* DIRECTIONS *
Where a line holds the word "NYEREGCSŐ", copy that line.

Stored records:
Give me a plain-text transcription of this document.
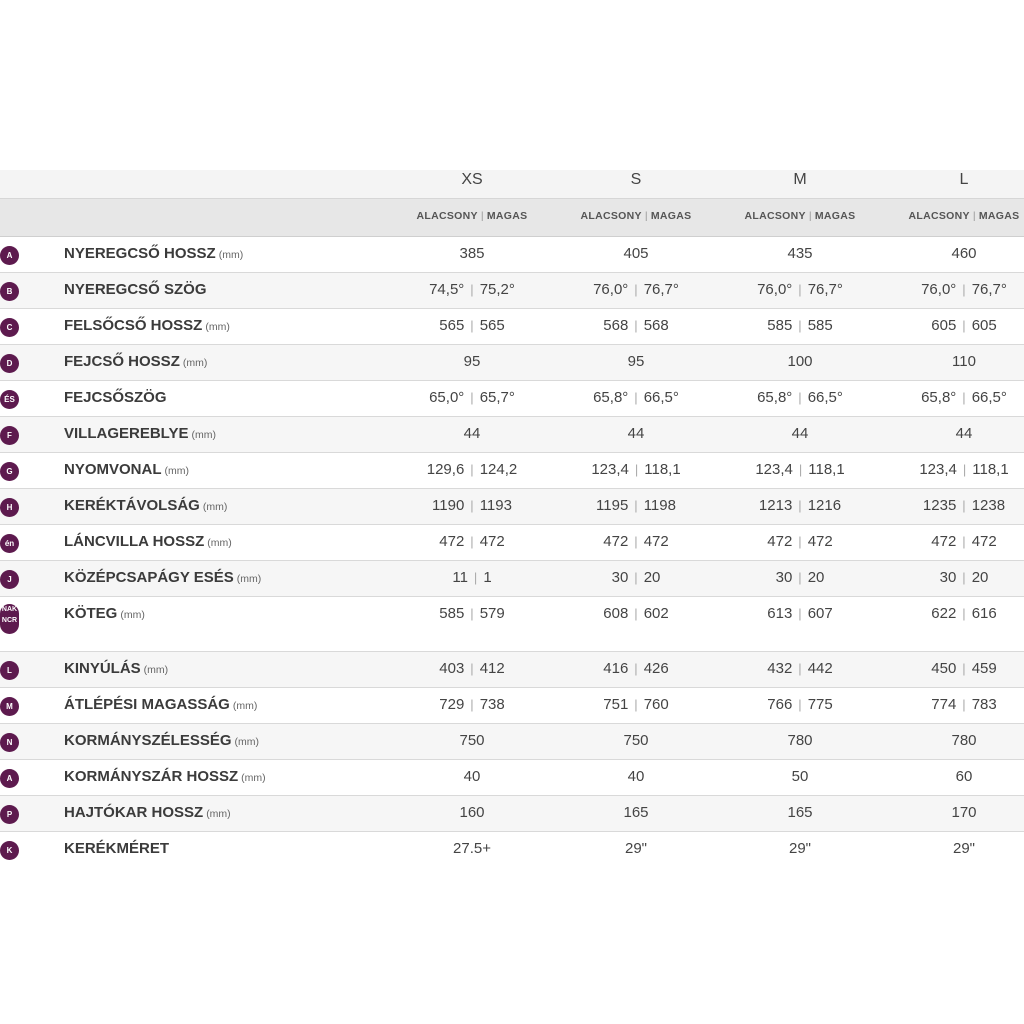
XS	S	M	L
ALACSONY | MAGAS	ALACSONY | MAGAS	ALACSONY | MAGAS	ALACSONY | MAGAS
A	NYEREGCSŐ HOSSZ (mm)	385	405	435	460
B	NYEREGCSŐ SZÖG	74,5° | 75,2°	76,0° | 76,7°	76,0° | 76,7°	76,0° | 76,7°
C	FELSŐCSŐ HOSSZ (mm)	565 | 565	568 | 568	585 | 585	605 | 605
D	FEJCSŐ HOSSZ (mm)	95	95	100	110
ÉS	FEJCSŐSZÖG	65,0° | 65,7°	65,8° | 66,5°	65,8° | 66,5°	65,8° | 66,5°
F	VILLAGEREBLYE (mm)	44	44	44	44
G	NYOMVONAL (mm)	129,6 | 124,2	123,4 | 118,1	123,4 | 118,1	123,4 | 118,1
H	KERÉKTÁVOLSÁG (mm)	1190 | 1193	1195 | 1198	1213 | 1216	1235 | 1238
én	LÁNCVILLA HOSSZ (mm)	472 | 472	472 | 472	472 | 472	472 | 472
J	KÖZÉPCSAPÁGY ESÉS (mm)	11 | 1	30 | 20	30 | 20	30 | 20
NAK NCR	KÖTEG (mm)	585 | 579	608 | 602	613 | 607	622 | 616
L	KINYÚLÁS (mm)	403 | 412	416 | 426	432 | 442	450 | 459
M	ÁTLÉPÉSI MAGASSÁG (mm)	729 | 738	751 | 760	766 | 775	774 | 783
N	KORMÁNYSZÉLESSÉG (mm)	750	750	780	780
A	KORMÁNYSZÁR HOSSZ (mm)	40	40	50	60
P	HAJTÓKAR HOSSZ (mm)	160	165	165	170
K	KERÉKMÉRET	27.5+	29"	29"	29"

* FINAL RESULT *
A	NYEREGCSŐ HOSSZ (mm)	385	405	435	460
B	NYEREGCSŐ SZÖG	74,5° | 75,2°	76,0° | 76,7°	76,0° | 76,7°	76,0° | 76,7°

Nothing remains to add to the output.